What is needed: Can you copy every one of the rows below, keeping each line unchanged?

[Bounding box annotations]
···

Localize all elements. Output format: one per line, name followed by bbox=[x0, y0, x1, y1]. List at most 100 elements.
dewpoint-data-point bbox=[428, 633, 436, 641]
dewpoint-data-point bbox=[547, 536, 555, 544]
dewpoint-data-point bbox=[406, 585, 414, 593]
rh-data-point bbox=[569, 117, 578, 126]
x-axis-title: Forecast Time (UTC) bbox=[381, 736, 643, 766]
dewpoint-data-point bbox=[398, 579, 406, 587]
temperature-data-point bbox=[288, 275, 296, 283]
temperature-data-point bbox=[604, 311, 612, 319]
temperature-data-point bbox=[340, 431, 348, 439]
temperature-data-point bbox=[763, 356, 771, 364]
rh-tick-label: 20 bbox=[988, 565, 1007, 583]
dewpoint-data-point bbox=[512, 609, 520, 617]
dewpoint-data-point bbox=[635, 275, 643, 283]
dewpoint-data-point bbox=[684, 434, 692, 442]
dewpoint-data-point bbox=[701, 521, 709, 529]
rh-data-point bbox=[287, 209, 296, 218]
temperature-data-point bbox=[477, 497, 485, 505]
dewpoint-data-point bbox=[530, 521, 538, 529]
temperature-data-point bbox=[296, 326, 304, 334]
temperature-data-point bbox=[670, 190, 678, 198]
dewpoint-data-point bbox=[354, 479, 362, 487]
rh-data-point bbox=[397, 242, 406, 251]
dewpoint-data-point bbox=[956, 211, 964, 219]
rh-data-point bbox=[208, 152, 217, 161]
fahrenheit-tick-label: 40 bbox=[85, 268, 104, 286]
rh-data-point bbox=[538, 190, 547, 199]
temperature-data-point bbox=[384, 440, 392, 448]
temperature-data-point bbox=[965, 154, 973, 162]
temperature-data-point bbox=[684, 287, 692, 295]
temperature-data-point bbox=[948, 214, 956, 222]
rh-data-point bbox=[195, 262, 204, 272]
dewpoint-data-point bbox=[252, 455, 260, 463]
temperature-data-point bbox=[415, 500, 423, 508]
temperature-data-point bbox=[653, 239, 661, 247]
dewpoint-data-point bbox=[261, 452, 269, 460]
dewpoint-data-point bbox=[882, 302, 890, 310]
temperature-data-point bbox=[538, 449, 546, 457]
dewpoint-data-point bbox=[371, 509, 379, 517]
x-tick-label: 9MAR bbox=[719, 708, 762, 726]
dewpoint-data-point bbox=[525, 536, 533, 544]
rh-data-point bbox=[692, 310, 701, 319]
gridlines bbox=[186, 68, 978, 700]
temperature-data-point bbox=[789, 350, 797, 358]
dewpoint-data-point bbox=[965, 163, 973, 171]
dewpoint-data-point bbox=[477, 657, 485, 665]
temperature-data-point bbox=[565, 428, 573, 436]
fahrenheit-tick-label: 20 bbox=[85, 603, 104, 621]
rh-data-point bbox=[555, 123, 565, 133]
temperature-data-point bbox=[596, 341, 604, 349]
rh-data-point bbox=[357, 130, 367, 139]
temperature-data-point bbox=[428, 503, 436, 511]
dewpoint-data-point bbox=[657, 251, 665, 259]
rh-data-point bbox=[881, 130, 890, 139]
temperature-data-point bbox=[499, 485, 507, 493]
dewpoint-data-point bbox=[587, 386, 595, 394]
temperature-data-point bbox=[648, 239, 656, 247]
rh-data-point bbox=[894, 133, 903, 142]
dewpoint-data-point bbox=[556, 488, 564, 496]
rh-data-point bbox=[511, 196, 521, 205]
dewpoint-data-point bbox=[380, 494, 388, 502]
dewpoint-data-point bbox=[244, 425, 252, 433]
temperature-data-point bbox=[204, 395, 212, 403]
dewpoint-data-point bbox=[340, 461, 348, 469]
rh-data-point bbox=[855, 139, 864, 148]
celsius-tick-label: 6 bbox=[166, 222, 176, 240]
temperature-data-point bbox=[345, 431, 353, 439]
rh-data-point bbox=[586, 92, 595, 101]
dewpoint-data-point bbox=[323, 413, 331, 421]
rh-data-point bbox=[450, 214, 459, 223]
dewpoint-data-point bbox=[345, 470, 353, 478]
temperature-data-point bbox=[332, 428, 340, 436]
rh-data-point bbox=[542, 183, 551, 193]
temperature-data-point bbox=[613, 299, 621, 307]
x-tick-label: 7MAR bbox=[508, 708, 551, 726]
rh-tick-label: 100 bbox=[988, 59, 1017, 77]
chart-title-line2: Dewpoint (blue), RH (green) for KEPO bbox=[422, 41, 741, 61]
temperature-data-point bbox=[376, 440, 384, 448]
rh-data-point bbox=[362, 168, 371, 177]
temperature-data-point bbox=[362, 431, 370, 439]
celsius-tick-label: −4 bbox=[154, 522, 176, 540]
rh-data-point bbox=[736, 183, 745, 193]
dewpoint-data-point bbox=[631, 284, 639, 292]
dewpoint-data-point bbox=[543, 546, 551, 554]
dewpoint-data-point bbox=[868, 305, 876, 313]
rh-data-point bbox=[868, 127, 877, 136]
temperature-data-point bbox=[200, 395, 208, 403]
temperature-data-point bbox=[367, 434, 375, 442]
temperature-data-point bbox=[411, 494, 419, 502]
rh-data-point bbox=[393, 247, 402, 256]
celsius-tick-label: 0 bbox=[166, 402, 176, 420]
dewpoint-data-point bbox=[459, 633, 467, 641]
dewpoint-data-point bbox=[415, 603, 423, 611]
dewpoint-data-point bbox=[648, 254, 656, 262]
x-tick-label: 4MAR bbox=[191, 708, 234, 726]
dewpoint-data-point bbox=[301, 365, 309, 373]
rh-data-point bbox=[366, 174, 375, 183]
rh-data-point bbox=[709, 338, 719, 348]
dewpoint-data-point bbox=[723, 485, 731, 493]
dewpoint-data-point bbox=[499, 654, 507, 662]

···

Written response:
Localize all elements. Output format: one per line, name followed by bbox=[x0, y0, x1, y1]. List at most 100 elements.
dewpoint-data-point bbox=[428, 633, 436, 641]
dewpoint-data-point bbox=[547, 536, 555, 544]
dewpoint-data-point bbox=[406, 585, 414, 593]
rh-data-point bbox=[569, 117, 578, 126]
x-axis-title: Forecast Time (UTC) bbox=[381, 736, 643, 766]
dewpoint-data-point bbox=[398, 579, 406, 587]
temperature-data-point bbox=[288, 275, 296, 283]
temperature-data-point bbox=[604, 311, 612, 319]
temperature-data-point bbox=[340, 431, 348, 439]
temperature-data-point bbox=[763, 356, 771, 364]
rh-tick-label: 20 bbox=[988, 565, 1007, 583]
dewpoint-data-point bbox=[512, 609, 520, 617]
dewpoint-data-point bbox=[635, 275, 643, 283]
dewpoint-data-point bbox=[684, 434, 692, 442]
dewpoint-data-point bbox=[701, 521, 709, 529]
rh-data-point bbox=[287, 209, 296, 218]
temperature-data-point bbox=[477, 497, 485, 505]
dewpoint-data-point bbox=[530, 521, 538, 529]
temperature-data-point bbox=[296, 326, 304, 334]
temperature-data-point bbox=[670, 190, 678, 198]
dewpoint-data-point bbox=[354, 479, 362, 487]
rh-data-point bbox=[397, 242, 406, 251]
dewpoint-data-point bbox=[956, 211, 964, 219]
rh-data-point bbox=[208, 152, 217, 161]
fahrenheit-tick-label: 40 bbox=[85, 268, 104, 286]
rh-data-point bbox=[538, 190, 547, 199]
temperature-data-point bbox=[384, 440, 392, 448]
temperature-data-point bbox=[965, 154, 973, 162]
temperature-data-point bbox=[684, 287, 692, 295]
temperature-data-point bbox=[948, 214, 956, 222]
rh-data-point bbox=[195, 262, 204, 272]
dewpoint-data-point bbox=[252, 455, 260, 463]
temperature-data-point bbox=[415, 500, 423, 508]
temperature-data-point bbox=[653, 239, 661, 247]
dewpoint-data-point bbox=[261, 452, 269, 460]
dewpoint-data-point bbox=[882, 302, 890, 310]
temperature-data-point bbox=[538, 449, 546, 457]
dewpoint-data-point bbox=[371, 509, 379, 517]
x-tick-label: 9MAR bbox=[719, 708, 762, 726]
dewpoint-data-point bbox=[525, 536, 533, 544]
rh-data-point bbox=[692, 310, 701, 319]
gridlines bbox=[186, 68, 978, 700]
temperature-data-point bbox=[789, 350, 797, 358]
dewpoint-data-point bbox=[965, 163, 973, 171]
dewpoint-data-point bbox=[477, 657, 485, 665]
temperature-data-point bbox=[565, 428, 573, 436]
fahrenheit-tick-label: 20 bbox=[85, 603, 104, 621]
rh-data-point bbox=[555, 123, 565, 133]
temperature-data-point bbox=[596, 341, 604, 349]
rh-data-point bbox=[357, 130, 367, 139]
temperature-data-point bbox=[428, 503, 436, 511]
dewpoint-data-point bbox=[657, 251, 665, 259]
rh-data-point bbox=[881, 130, 890, 139]
temperature-data-point bbox=[499, 485, 507, 493]
dewpoint-data-point bbox=[587, 386, 595, 394]
temperature-data-point bbox=[648, 239, 656, 247]
rh-data-point bbox=[894, 133, 903, 142]
dewpoint-data-point bbox=[556, 488, 564, 496]
rh-data-point bbox=[511, 196, 521, 205]
dewpoint-data-point bbox=[380, 494, 388, 502]
dewpoint-data-point bbox=[244, 425, 252, 433]
temperature-data-point bbox=[204, 395, 212, 403]
dewpoint-data-point bbox=[340, 461, 348, 469]
rh-data-point bbox=[855, 139, 864, 148]
celsius-tick-label: 6 bbox=[166, 222, 176, 240]
temperature-data-point bbox=[345, 431, 353, 439]
rh-data-point bbox=[586, 92, 595, 101]
dewpoint-data-point bbox=[323, 413, 331, 421]
rh-data-point bbox=[450, 214, 459, 223]
dewpoint-data-point bbox=[345, 470, 353, 478]
temperature-data-point bbox=[332, 428, 340, 436]
rh-data-point bbox=[542, 183, 551, 193]
temperature-data-point bbox=[613, 299, 621, 307]
x-tick-label: 7MAR bbox=[508, 708, 551, 726]
rh-tick-label: 100 bbox=[988, 59, 1017, 77]
chart-title-line2: Dewpoint (blue), RH (green) for KEPO bbox=[422, 41, 741, 61]
temperature-data-point bbox=[376, 440, 384, 448]
rh-data-point bbox=[362, 168, 371, 177]
temperature-data-point bbox=[362, 431, 370, 439]
celsius-tick-label: −4 bbox=[154, 522, 176, 540]
rh-data-point bbox=[736, 183, 745, 193]
dewpoint-data-point bbox=[631, 284, 639, 292]
dewpoint-data-point bbox=[543, 546, 551, 554]
dewpoint-data-point bbox=[868, 305, 876, 313]
rh-data-point bbox=[868, 127, 877, 136]
temperature-data-point bbox=[200, 395, 208, 403]
temperature-data-point bbox=[367, 434, 375, 442]
temperature-data-point bbox=[411, 494, 419, 502]
rh-data-point bbox=[393, 247, 402, 256]
celsius-tick-label: 0 bbox=[166, 402, 176, 420]
dewpoint-data-point bbox=[459, 633, 467, 641]
dewpoint-data-point bbox=[415, 603, 423, 611]
dewpoint-data-point bbox=[648, 254, 656, 262]
x-tick-label: 4MAR bbox=[191, 708, 234, 726]
dewpoint-data-point bbox=[301, 365, 309, 373]
rh-data-point bbox=[366, 174, 375, 183]
rh-data-point bbox=[709, 338, 719, 348]
dewpoint-data-point bbox=[723, 485, 731, 493]
dewpoint-data-point bbox=[499, 654, 507, 662]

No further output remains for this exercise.